* [Exercise directions] Output every entry exactly as written, skipping any pictures.

** BEGIN Working data **

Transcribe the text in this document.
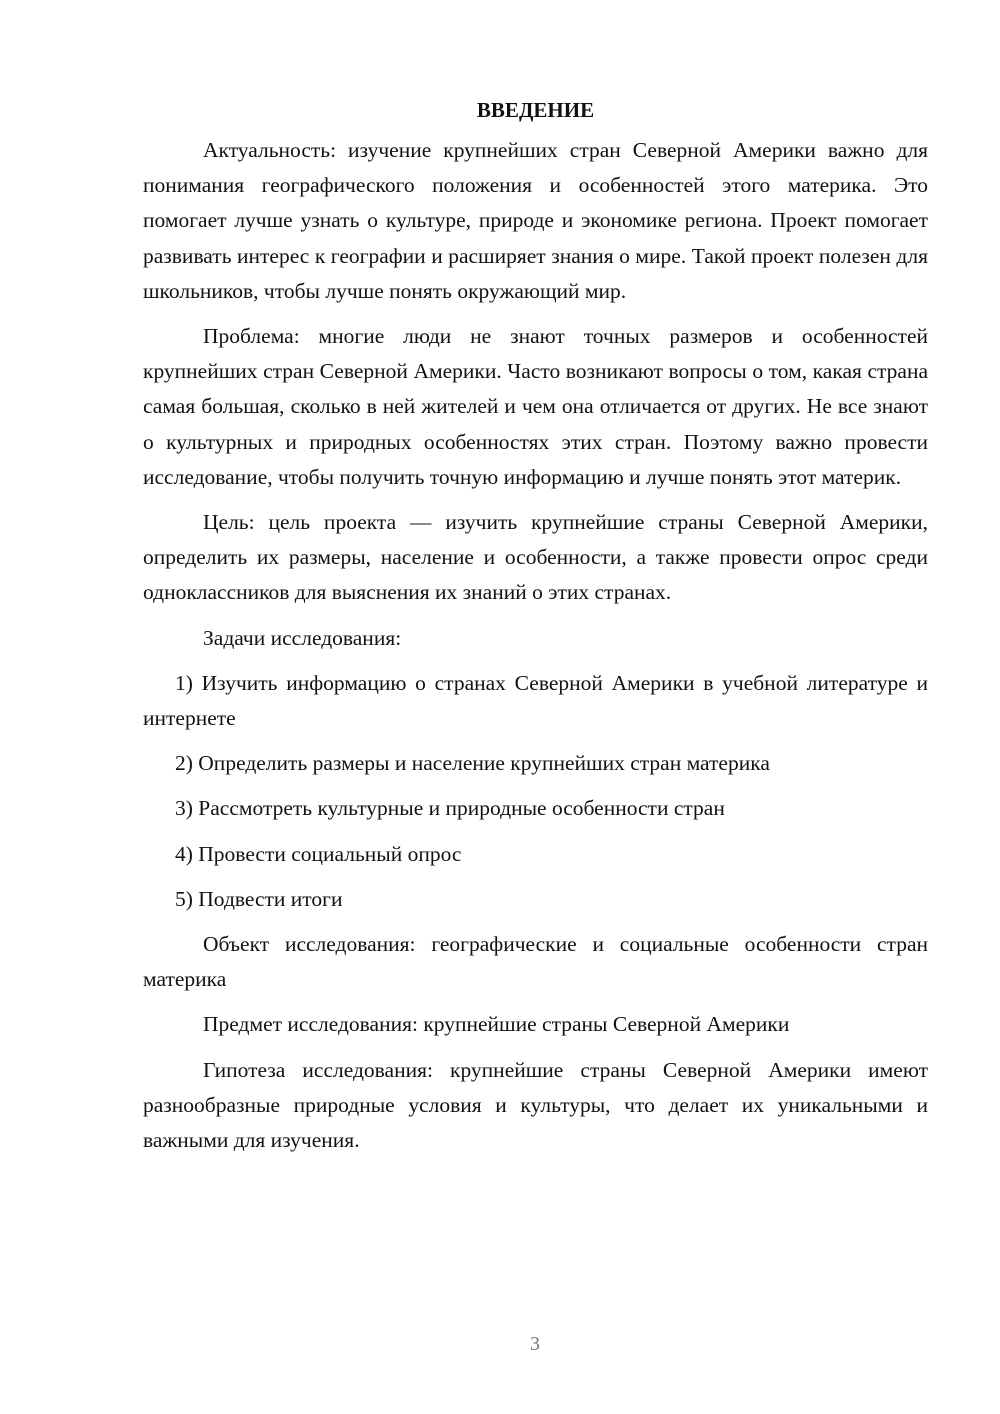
ВВЕДЕНИЕ

Актуальность: изучение крупнейших стран Северной Америки важно для понимания географического положения и особенностей этого материка. Это помогает лучше узнать о культуре, природе и экономике региона. Проект помогает развивать интерес к географии и расширяет знания о мире. Такой проект полезен для школьников, чтобы лучше понять окружающий мир.

Проблема: многие люди не знают точных размеров и особенностей крупнейших стран Северной Америки. Часто возникают вопросы о том, какая страна самая большая, сколько в ней жителей и чем она отличается от других. Не все знают о культурных и природных особенностях этих стран. Поэтому важно провести исследование, чтобы получить точную информацию и лучше понять этот материк.

Цель: цель проекта — изучить крупнейшие страны Северной Америки, определить их размеры, население и особенности, а также провести опрос среди одноклассников для выяснения их знаний о этих странах.

Задачи исследования:

1) Изучить информацию о странах Северной Америки в учебной литературе и интернете

2) Определить размеры и население крупнейших стран материка

3) Рассмотреть культурные и природные особенности стран

4) Провести социальный опрос

5) Подвести итоги

Объект исследования: географические и социальные особенности стран материка

Предмет исследования: крупнейшие страны Северной Америки

Гипотеза исследования: крупнейшие страны Северной Америки имеют разнообразные природные условия и культуры, что делает их уникальными и важными для изучения.

3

** END Working data **

* [Reply to the task]
Transcribe the text in this document.
ВВЕДЕНИЕ

Актуальность: изучение крупнейших стран Северной Америки важно для понимания географического положения и особенностей этого материка. Это помогает лучше узнать о культуре, природе и экономике региона. Проект помогает развивать интерес к географии и расширяет знания о мире. Такой проект полезен для школьников, чтобы лучше понять окружающий мир.

Проблема: многие люди не знают точных размеров и особенностей крупнейших стран Северной Америки. Часто возникают вопросы о том, какая страна самая большая, сколько в ней жителей и чем она отличается от других. Не все знают о культурных и природных особенностях этих стран. Поэтому важно провести исследование, чтобы получить точную информацию и лучше понять этот материк.

Цель: цель проекта — изучить крупнейшие страны Северной Америки, определить их размеры, население и особенности, а также провести опрос среди одноклассников для выяснения их знаний о этих странах.

Задачи исследования:

1) Изучить информацию о странах Северной Америки в учебной литературе и интернете

2) Определить размеры и население крупнейших стран материка

3) Рассмотреть культурные и природные особенности стран

4) Провести социальный опрос

5) Подвести итоги

Объект исследования: географические и социальные особенности стран материка

Предмет исследования: крупнейшие страны Северной Америки

Гипотеза исследования: крупнейшие страны Северной Америки имеют разнообразные природные условия и культуры, что делает их уникальными и важными для изучения.

3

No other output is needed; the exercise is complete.